WHAT NEEDS TO BE DONE:
From the records, pick out and copy each line containing "this".

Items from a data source
+---+
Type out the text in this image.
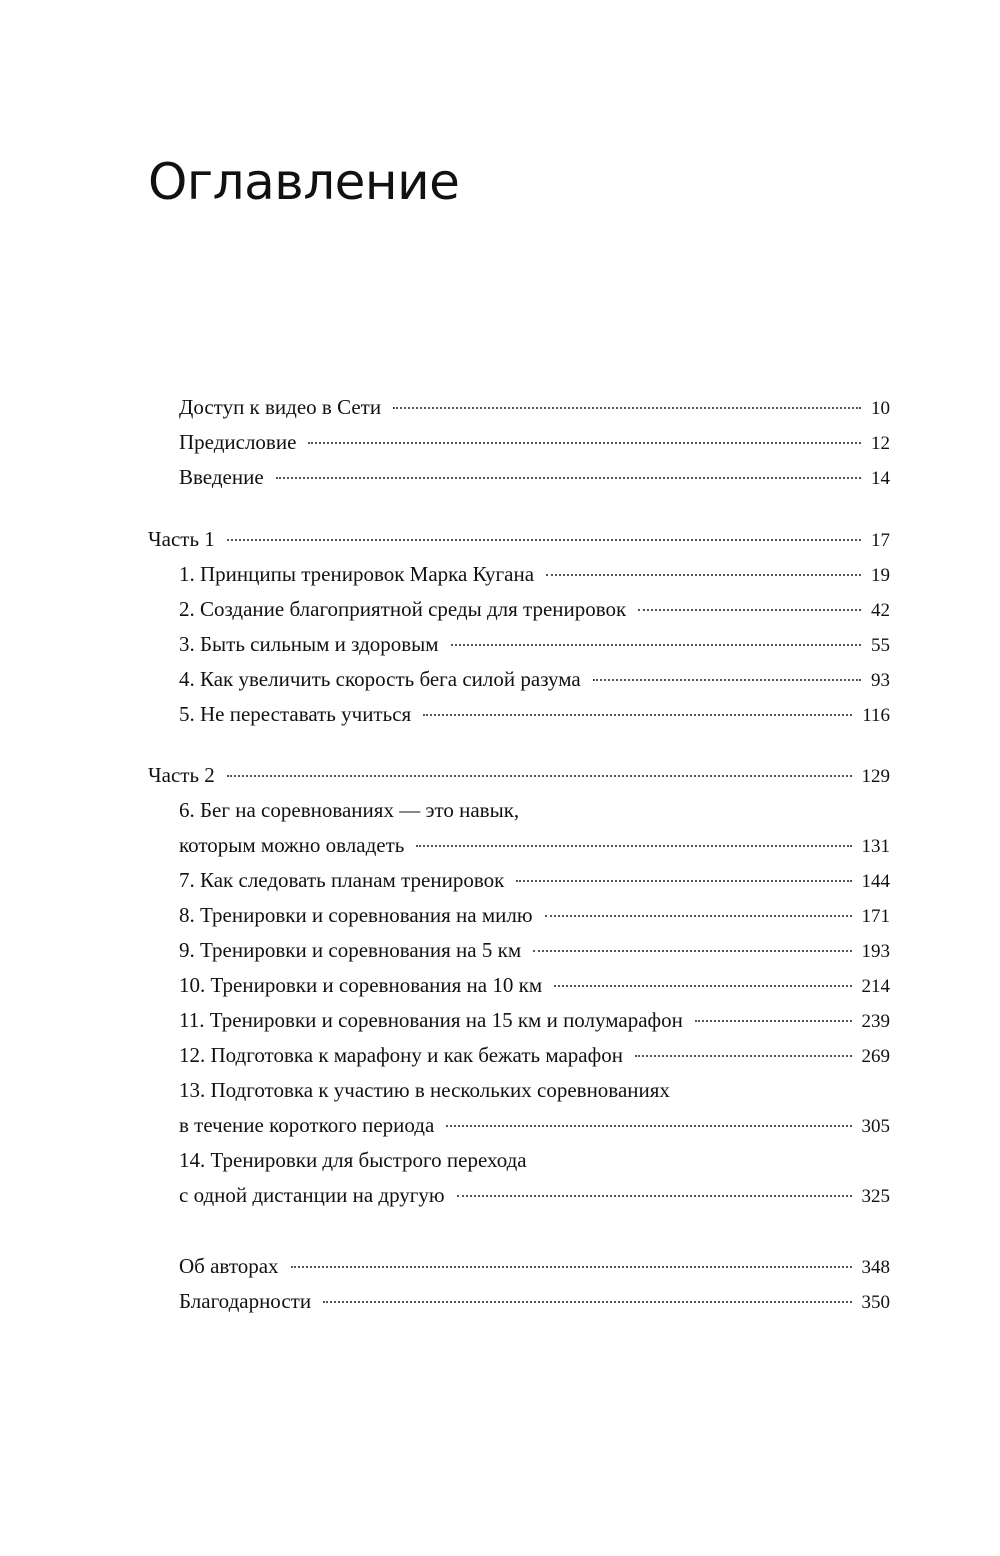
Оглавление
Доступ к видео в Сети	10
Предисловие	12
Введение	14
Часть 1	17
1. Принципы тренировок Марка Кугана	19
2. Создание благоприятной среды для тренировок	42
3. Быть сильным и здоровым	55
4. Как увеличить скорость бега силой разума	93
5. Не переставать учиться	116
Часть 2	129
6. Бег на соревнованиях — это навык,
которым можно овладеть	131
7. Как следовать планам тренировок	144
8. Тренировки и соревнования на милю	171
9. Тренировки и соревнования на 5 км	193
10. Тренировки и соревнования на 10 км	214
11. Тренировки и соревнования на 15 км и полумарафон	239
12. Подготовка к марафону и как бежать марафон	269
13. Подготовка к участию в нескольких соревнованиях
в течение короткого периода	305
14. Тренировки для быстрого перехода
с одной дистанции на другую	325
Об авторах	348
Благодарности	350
+---+
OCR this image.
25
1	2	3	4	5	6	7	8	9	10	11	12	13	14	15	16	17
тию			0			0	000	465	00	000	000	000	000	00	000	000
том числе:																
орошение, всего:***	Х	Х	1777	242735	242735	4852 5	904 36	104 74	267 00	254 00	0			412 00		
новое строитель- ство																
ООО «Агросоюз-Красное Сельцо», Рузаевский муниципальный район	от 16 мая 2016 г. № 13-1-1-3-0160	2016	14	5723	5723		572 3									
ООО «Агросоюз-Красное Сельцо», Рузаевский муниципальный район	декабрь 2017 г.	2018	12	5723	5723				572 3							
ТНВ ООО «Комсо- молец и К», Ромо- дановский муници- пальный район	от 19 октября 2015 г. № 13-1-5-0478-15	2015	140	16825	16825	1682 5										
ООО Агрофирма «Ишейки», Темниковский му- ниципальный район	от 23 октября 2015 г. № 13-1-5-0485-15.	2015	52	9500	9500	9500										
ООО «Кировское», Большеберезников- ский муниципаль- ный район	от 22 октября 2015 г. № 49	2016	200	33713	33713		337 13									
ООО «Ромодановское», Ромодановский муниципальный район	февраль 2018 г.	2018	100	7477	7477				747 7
+---+
EXERCISE OUTPUT:
Type out the text in this image.
OCR this image.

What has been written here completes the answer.